_Aim of the task_
Images appear in the records below; leave them out and repeat everything else exactly.
═══ Input data
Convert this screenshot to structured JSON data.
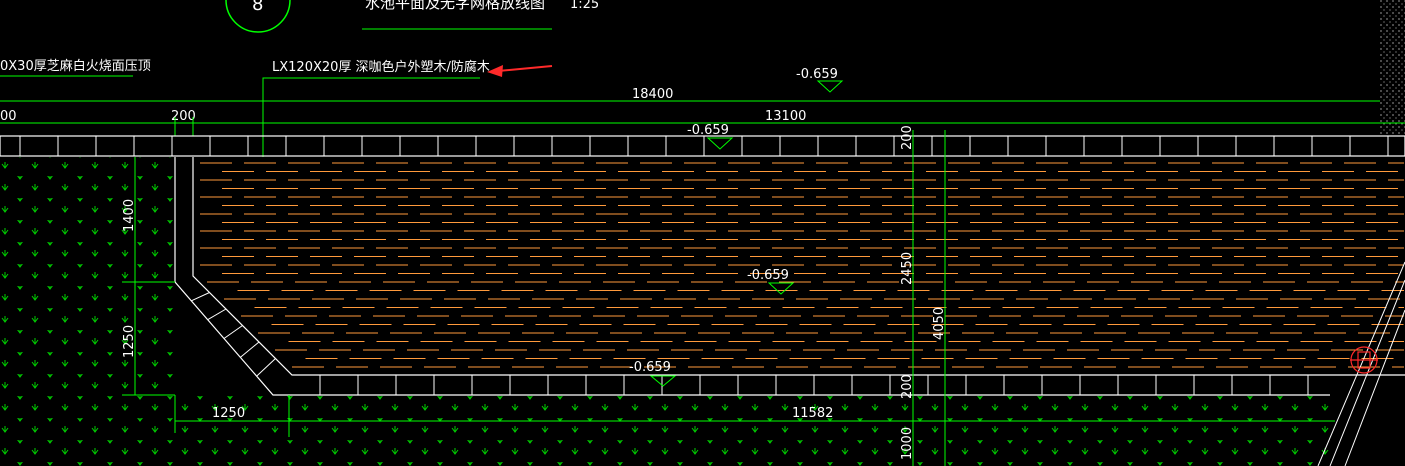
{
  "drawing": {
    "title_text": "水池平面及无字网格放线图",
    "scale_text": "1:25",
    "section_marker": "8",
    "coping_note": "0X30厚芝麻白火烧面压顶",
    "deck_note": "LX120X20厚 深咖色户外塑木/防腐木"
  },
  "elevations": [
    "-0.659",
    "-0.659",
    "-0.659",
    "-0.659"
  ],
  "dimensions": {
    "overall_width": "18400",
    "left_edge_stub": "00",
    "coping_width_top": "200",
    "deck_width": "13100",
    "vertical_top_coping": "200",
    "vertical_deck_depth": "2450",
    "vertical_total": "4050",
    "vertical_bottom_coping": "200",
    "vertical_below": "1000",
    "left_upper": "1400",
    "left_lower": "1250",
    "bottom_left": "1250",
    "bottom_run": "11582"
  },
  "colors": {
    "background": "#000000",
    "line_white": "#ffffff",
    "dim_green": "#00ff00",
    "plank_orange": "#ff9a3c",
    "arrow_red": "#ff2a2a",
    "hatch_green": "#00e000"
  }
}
══════
_The answer_
Convert this screenshot to structured JSON data.
{
  "drawing": {
    "title_text": "水池平面及无字网格放线图",
    "scale_text": "1:25",
    "section_marker": "8",
    "coping_note": "0X30厚芝麻白火烧面压顶",
    "deck_note": "LX120X20厚 深咖色户外塑木/防腐木"
  },
  "elevations": [
    "-0.659",
    "-0.659",
    "-0.659",
    "-0.659"
  ],
  "dimensions": {
    "overall_width": "18400",
    "left_edge_stub": "00",
    "coping_width_top": "200",
    "deck_width": "13100",
    "vertical_top_coping": "200",
    "vertical_deck_depth": "2450",
    "vertical_total": "4050",
    "vertical_bottom_coping": "200",
    "vertical_below": "1000",
    "left_upper": "1400",
    "left_lower": "1250",
    "bottom_left": "1250",
    "bottom_run": "11582"
  },
  "colors": {
    "background": "#000000",
    "line_white": "#ffffff",
    "dim_green": "#00ff00",
    "plank_orange": "#ff9a3c",
    "arrow_red": "#ff2a2a",
    "hatch_green": "#00e000"
  }
}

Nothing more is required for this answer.